What is needed: Below are records. Copy every line with "description" in it.

---- Exercise materials

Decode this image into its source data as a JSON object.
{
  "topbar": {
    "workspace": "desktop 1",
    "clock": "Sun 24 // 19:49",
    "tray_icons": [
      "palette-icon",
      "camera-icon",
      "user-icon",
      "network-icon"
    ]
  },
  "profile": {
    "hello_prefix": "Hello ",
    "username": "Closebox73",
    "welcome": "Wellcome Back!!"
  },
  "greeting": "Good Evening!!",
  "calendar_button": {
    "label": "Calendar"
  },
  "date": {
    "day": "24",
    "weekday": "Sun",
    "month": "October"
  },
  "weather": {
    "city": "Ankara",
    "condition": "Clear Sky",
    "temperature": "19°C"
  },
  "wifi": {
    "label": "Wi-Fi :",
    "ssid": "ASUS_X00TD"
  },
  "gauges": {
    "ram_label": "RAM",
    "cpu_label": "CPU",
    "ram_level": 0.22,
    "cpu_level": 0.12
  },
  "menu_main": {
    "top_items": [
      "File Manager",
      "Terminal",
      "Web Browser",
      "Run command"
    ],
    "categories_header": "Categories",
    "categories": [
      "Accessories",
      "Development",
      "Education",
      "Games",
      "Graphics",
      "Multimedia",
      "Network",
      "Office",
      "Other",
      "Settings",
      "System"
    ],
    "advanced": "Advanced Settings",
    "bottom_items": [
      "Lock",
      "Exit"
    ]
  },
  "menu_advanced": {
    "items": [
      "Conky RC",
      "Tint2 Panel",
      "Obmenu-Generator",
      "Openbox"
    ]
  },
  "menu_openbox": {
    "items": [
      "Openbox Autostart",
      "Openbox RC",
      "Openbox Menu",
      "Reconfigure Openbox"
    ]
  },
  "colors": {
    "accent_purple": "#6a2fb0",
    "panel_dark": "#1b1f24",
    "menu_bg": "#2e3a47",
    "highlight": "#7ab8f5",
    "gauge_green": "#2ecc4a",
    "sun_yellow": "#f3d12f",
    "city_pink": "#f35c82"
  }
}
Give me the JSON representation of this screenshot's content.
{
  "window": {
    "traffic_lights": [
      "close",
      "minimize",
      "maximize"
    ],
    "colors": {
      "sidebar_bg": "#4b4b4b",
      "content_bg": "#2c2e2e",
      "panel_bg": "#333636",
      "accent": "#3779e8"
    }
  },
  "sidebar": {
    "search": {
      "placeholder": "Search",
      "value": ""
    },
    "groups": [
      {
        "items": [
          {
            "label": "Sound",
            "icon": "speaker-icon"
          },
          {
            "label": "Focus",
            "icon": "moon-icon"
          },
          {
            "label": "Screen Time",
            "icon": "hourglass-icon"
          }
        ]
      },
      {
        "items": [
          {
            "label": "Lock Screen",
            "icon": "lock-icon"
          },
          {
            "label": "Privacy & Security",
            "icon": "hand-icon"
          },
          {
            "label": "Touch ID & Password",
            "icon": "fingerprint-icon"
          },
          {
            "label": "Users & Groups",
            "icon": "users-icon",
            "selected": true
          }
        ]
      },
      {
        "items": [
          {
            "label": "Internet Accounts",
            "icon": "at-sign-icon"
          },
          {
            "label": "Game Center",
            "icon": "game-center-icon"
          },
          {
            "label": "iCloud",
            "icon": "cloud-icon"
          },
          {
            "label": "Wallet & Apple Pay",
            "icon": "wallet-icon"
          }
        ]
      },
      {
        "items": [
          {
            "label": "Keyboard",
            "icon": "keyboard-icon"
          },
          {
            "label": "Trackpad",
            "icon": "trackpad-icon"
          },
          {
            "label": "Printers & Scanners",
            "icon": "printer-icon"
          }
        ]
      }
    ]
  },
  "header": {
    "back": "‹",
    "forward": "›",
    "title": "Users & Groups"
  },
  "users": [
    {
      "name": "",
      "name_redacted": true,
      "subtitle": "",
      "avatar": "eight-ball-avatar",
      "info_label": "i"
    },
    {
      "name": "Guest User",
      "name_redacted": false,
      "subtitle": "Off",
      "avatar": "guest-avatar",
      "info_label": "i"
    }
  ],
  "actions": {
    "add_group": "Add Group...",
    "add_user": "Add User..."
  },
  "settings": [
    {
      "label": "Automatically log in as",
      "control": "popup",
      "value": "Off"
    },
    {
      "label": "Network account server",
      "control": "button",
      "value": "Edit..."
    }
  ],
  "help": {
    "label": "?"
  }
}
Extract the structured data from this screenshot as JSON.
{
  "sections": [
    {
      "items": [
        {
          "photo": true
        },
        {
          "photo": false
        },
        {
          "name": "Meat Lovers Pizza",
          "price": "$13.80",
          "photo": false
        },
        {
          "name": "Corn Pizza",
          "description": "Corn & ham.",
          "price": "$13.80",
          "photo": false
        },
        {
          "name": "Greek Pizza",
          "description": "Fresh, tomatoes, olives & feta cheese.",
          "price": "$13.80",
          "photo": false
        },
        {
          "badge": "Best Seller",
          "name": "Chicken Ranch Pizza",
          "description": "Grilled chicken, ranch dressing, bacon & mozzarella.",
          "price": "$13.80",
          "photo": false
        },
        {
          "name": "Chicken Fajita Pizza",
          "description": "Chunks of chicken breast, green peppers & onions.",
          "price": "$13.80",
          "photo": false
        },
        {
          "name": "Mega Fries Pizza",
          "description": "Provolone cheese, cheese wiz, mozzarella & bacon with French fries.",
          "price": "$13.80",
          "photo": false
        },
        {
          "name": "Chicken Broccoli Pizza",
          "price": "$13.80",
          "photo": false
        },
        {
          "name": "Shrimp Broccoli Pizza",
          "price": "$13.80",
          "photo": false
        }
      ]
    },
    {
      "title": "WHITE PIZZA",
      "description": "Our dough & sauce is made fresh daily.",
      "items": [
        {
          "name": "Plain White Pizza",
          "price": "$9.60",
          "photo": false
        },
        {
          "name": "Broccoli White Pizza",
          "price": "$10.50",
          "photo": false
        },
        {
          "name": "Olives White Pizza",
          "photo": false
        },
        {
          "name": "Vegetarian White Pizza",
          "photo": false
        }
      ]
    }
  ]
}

--------

Solution for this task:
          "description": "Corn & ham.",
          "description": "Fresh, tomatoes, olives & feta cheese.",
          "description": "Grilled chicken, ranch dressing, bacon & mozzarella.",
          "description": "Chunks of chicken breast, green peppers & onions.",
          "description": "Provolone cheese, cheese wiz, mozzarella & bacon with French fries.",
      "description": "Our dough & sauce is made fresh daily.",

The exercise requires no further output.